**REQUIREMENTS:**
Print all the data, keeping every line exactly as it is.

Items listed in a dataset
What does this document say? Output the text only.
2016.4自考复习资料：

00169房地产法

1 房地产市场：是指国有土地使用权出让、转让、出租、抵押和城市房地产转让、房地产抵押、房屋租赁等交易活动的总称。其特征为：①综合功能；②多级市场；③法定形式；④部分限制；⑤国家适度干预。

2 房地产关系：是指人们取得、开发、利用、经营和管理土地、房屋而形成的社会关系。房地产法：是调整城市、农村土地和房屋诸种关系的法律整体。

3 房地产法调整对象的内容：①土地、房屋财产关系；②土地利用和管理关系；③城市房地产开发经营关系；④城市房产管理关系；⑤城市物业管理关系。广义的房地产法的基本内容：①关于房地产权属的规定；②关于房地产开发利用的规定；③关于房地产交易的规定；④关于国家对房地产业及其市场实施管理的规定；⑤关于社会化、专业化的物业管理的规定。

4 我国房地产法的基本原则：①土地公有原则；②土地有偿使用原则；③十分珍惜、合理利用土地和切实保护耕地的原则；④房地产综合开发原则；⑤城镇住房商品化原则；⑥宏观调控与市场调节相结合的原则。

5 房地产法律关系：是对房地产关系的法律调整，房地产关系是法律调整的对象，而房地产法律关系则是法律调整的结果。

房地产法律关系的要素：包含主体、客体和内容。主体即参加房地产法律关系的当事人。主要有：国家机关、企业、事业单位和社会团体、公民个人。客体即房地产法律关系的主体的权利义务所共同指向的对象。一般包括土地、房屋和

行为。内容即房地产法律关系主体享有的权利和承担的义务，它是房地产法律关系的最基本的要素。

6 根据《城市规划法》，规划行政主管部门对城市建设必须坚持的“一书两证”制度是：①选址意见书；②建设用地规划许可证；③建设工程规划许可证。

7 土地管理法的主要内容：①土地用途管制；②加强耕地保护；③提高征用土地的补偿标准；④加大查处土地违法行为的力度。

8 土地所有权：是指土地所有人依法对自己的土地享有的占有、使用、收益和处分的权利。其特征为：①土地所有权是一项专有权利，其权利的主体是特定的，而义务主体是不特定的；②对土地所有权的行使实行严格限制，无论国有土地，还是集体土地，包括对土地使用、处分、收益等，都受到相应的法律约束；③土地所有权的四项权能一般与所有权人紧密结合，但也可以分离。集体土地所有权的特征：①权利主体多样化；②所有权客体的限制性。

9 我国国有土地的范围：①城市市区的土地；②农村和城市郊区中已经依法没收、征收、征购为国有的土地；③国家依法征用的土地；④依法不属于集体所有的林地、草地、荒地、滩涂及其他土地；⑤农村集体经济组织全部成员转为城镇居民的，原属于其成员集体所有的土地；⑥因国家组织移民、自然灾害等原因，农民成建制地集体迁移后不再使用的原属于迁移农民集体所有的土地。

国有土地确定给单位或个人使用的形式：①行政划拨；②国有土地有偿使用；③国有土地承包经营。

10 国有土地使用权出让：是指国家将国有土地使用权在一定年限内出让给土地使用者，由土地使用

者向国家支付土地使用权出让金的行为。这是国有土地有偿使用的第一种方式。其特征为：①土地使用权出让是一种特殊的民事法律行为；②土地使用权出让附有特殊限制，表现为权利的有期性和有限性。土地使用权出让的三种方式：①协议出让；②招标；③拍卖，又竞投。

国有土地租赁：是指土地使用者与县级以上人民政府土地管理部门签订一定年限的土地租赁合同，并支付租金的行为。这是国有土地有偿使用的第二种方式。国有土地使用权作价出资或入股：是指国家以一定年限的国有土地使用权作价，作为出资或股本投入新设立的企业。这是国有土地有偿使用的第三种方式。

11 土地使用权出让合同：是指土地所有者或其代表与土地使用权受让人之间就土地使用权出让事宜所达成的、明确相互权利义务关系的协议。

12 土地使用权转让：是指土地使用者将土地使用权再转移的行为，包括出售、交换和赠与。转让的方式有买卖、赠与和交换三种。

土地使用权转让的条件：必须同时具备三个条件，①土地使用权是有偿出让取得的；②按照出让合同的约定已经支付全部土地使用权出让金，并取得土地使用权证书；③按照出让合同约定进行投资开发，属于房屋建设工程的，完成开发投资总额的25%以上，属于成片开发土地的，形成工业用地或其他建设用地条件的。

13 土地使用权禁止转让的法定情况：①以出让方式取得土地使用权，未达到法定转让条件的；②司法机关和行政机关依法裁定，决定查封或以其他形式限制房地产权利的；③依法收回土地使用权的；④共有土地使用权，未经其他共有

**THE ANSWER:**
What does this document say? Output the text only.
2016.4自考复习资料：

00169房地产法

1 房地产市场：是指国有土地使用权出让、转让、出租、抵押和城市房地产转让、房地产抵押、房屋租赁等交易活动的总称。其特征为：①综合功能；②多级市场；③法定形式；④部分限制；⑤国家适度干预。

2 房地产关系：是指人们取得、开发、利用、经营和管理土地、房屋而形成的社会关系。房地产法：是调整城市、农村土地和房屋诸种关系的法律整体。

3 房地产法调整对象的内容：①土地、房屋财产关系；②土地利用和管理关系；③城市房地产开发经营关系；④城市房产管理关系；⑤城市物业管理关系。广义的房地产法的基本内容：①关于房地产权属的规定；②关于房地产开发利用的规定；③关于房地产交易的规定；④关于国家对房地产业及其市场实施管理的规定；⑤关于社会化、专业化的物业管理的规定。

4 我国房地产法的基本原则：①土地公有原则；②土地有偿使用原则；③十分珍惜、合理利用土地和切实保护耕地的原则；④房地产综合开发原则；⑤城镇住房商品化原则；⑥宏观调控与市场调节相结合的原则。

5 房地产法律关系：是对房地产关系的法律调整，房地产关系是法律调整的对象，而房地产法律关系则是法律调整的结果。

房地产法律关系的要素：包含主体、客体和内容。主体即参加房地产法律关系的当事人。主要有：国家机关、企业、事业单位和社会团体、公民个人。客体即房地产法律关系的主体的权利义务所共同指向的对象。一般包括土地、房屋和

行为。内容即房地产法律关系主体享有的权利和承担的义务，它是房地产法律关系的最基本的要素。

6 根据《城市规划法》，规划行政主管部门对城市建设必须坚持的“一书两证”制度是：①选址意见书；②建设用地规划许可证；③建设工程规划许可证。

7 土地管理法的主要内容：①土地用途管制；②加强耕地保护；③提高征用土地的补偿标准；④加大查处土地违法行为的力度。

8 土地所有权：是指土地所有人依法对自己的土地享有的占有、使用、收益和处分的权利。其特征为：①土地所有权是一项专有权利，其权利的主体是特定的，而义务主体是不特定的；②对土地所有权的行使实行严格限制，无论国有土地，还是集体土地，包括对土地使用、处分、收益等，都受到相应的法律约束；③土地所有权的四项权能一般与所有权人紧密结合，但也可以分离。集体土地所有权的特征：①权利主体多样化；②所有权客体的限制性。

9 我国国有土地的范围：①城市市区的土地；②农村和城市郊区中已经依法没收、征收、征购为国有的土地；③国家依法征用的土地；④依法不属于集体所有的林地、草地、荒地、滩涂及其他土地；⑤农村集体经济组织全部成员转为城镇居民的，原属于其成员集体所有的土地；⑥因国家组织移民、自然灾害等原因，农民成建制地集体迁移后不再使用的原属于迁移农民集体所有的土地。

国有土地确定给单位或个人使用的形式：①行政划拨；②国有土地有偿使用；③国有土地承包经营。

10 国有土地使用权出让：是指国家将国有土地使用权在一定年限内出让给土地使用者，由土地使用

者向国家支付土地使用权出让金的行为。这是国有土地有偿使用的第一种方式。其特征为：①土地使用权出让是一种特殊的民事法律行为；②土地使用权出让附有特殊限制，表现为权利的有期性和有限性。土地使用权出让的三种方式：①协议出让；②招标；③拍卖，又竞投。

国有土地租赁：是指土地使用者与县级以上人民政府土地管理部门签订一定年限的土地租赁合同，并支付租金的行为。这是国有土地有偿使用的第二种方式。国有土地使用权作价出资或入股：是指国家以一定年限的国有土地使用权作价，作为出资或股本投入新设立的企业。这是国有土地有偿使用的第三种方式。

11 土地使用权出让合同：是指土地所有者或其代表与土地使用权受让人之间就土地使用权出让事宜所达成的、明确相互权利义务关系的协议。

12 土地使用权转让：是指土地使用者将土地使用权再转移的行为，包括出售、交换和赠与。转让的方式有买卖、赠与和交换三种。

土地使用权转让的条件：必须同时具备三个条件，①土地使用权是有偿出让取得的；②按照出让合同的约定已经支付全部土地使用权出让金，并取得土地使用权证书；③按照出让合同约定进行投资开发，属于房屋建设工程的，完成开发投资总额的25%以上，属于成片开发土地的，形成工业用地或其他建设用地条件的。

13 土地使用权禁止转让的法定情况：①以出让方式取得土地使用权，未达到法定转让条件的；②司法机关和行政机关依法裁定，决定查封或以其他形式限制房地产权利的；③依法收回土地使用权的；④共有土地使用权，未经其他共有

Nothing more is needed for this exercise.